◆ **Instruction**
Transcribe every line exactly. Leave the pictures behind.

◆ **Exercise materials**
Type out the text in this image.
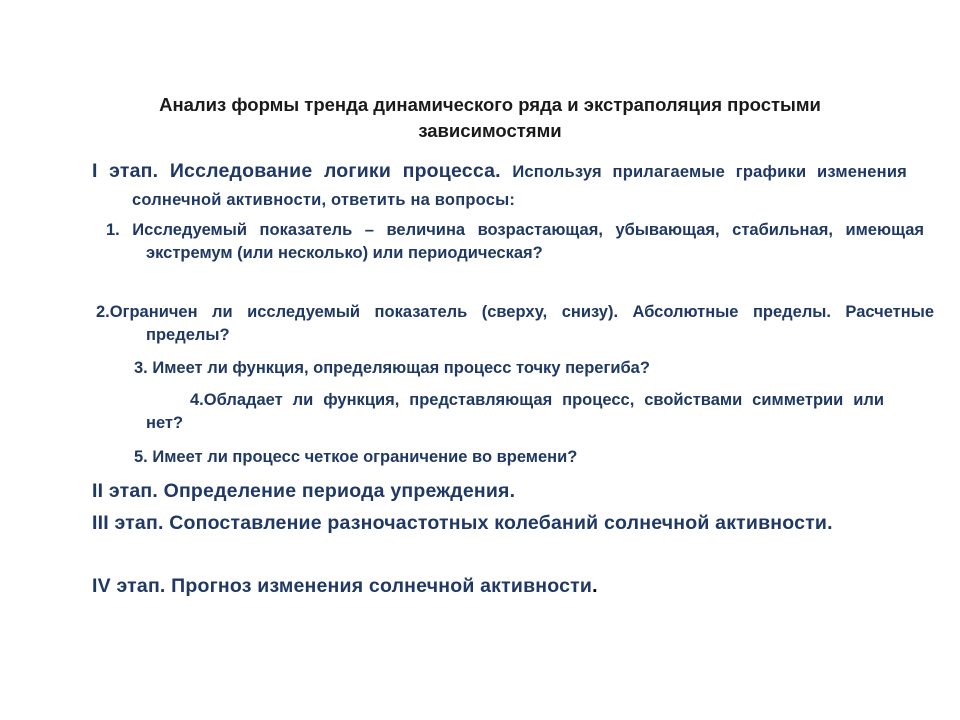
Анализ формы тренда динамического ряда и экстраполяция простыми зависимостями
I этап. Исследование логики процесса. Используя прилагаемые графики изменения солнечной активности, ответить на вопросы:
1. Исследуемый показатель – величина возрастающая, убывающая, стабильная, имеющая экстремум (или несколько) или периодическая?
2.Ограничен ли исследуемый показатель (сверху, снизу). Абсолютные пределы. Расчетные пределы?
3. Имеет ли функция, определяющая процесс точку перегиба?
4.Обладает ли функция, представляющая процесс, свойствами симметрии или нет?
5. Имеет ли процесс четкое ограничение во времени?
II этап. Определение периода упреждения.
III этап. Сопоставление разночастотных колебаний солнечной активности.
IV этап. Прогноз изменения солнечной активности.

◆ **Reply to the task**
Type out the text in this image.
Анализ формы тренда динамического ряда и экстраполяция простыми зависимостями
I этап. Исследование логики процесса. Используя прилагаемые графики изменения солнечной активности, ответить на вопросы:
1. Исследуемый показатель – величина возрастающая, убывающая, стабильная, имеющая экстремум (или несколько) или периодическая?
2.Ограничен ли исследуемый показатель (сверху, снизу). Абсолютные пределы. Расчетные пределы?
3. Имеет ли функция, определяющая процесс точку перегиба?
4.Обладает ли функция, представляющая процесс, свойствами симметрии или нет?
5. Имеет ли процесс четкое ограничение во времени?
II этап. Определение периода упреждения.
III этап. Сопоставление разночастотных колебаний солнечной активности.
IV этап. Прогноз изменения солнечной активности.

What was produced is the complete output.